ANGEZEIGTER TEXT:
▼▼▼

Athanasius Werke | Arbeitsstelle Erlangen

Die Fritz Thyssen Stiftung fördert die abschließenden Arbeiten an Dokumenten zum arianischen Streit

Die Fritz Thyssen Stiftung fördert die Arbeiten an der 6. Lieferung der »Dokumente zur Geschichte des arianischen Streites«

Für zunächst zwei Jahre gefördert durch die Fritz Thyssen Stiftung haben die Arbeiten an der abschließenden und letzten Lieferung der »Dokumente zur Geschichte des arianischen Streites« begonnen.

Die Lieferung umfaßt die Dokumente von der Synode von Konstantinopel 381 bis zum Symbolum Quicumque (wohl vom Ende des 6. oder Anfang des 7. Jahrhunderts)

▲▲▲

ANGEZEIGTE DATEN:

▼▼▼

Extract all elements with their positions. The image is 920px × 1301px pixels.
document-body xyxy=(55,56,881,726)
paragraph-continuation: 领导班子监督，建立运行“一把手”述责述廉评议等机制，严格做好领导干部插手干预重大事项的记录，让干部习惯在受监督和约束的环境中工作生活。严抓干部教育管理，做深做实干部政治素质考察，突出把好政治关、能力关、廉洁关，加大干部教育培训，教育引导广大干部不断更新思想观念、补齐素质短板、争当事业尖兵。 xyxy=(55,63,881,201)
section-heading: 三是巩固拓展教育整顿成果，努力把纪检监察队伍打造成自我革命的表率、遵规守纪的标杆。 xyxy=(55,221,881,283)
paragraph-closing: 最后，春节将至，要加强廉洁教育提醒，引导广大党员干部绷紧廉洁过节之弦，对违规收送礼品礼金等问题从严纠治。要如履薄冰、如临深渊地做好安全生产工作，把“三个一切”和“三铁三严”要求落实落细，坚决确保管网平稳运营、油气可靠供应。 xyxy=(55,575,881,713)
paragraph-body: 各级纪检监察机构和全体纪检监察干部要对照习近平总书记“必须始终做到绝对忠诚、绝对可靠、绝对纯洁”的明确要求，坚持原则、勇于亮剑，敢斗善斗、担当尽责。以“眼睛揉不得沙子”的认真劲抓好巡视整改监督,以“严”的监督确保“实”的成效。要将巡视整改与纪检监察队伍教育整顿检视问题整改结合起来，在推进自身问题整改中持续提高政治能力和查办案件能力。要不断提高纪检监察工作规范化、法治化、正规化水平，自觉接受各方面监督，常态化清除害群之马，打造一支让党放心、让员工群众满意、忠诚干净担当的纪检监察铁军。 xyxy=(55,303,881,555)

▲▲▲

ARBEITSAUFTRAG: Wie lautet der Abschnitt der Förderungsmeldung, der mit den Worten „Für zunächst zwei“ beginnt und mit „des 7. Jahrhunderts)“ schließt, wenn man darin „Symbolum Quicumque“ durch „Glaubensbekenntnis Quicumque“ ersetzt?

LÖSUNG DER AUFGABE:
Für zunächst zwei Jahre gefördert durch die Fritz Thyssen Stiftung haben die Arbeiten an der abschließenden und letzten Lieferung der »Dokumente zur Geschichte des arianischen Streites« begonnen.

Die Lieferung umfaßt die Dokumente von der Synode von Konstantinopel 381 bis zum Glaubensbekenntnis Quicumque (wohl vom Ende des 6. oder Anfang des 7. Jahrhunderts)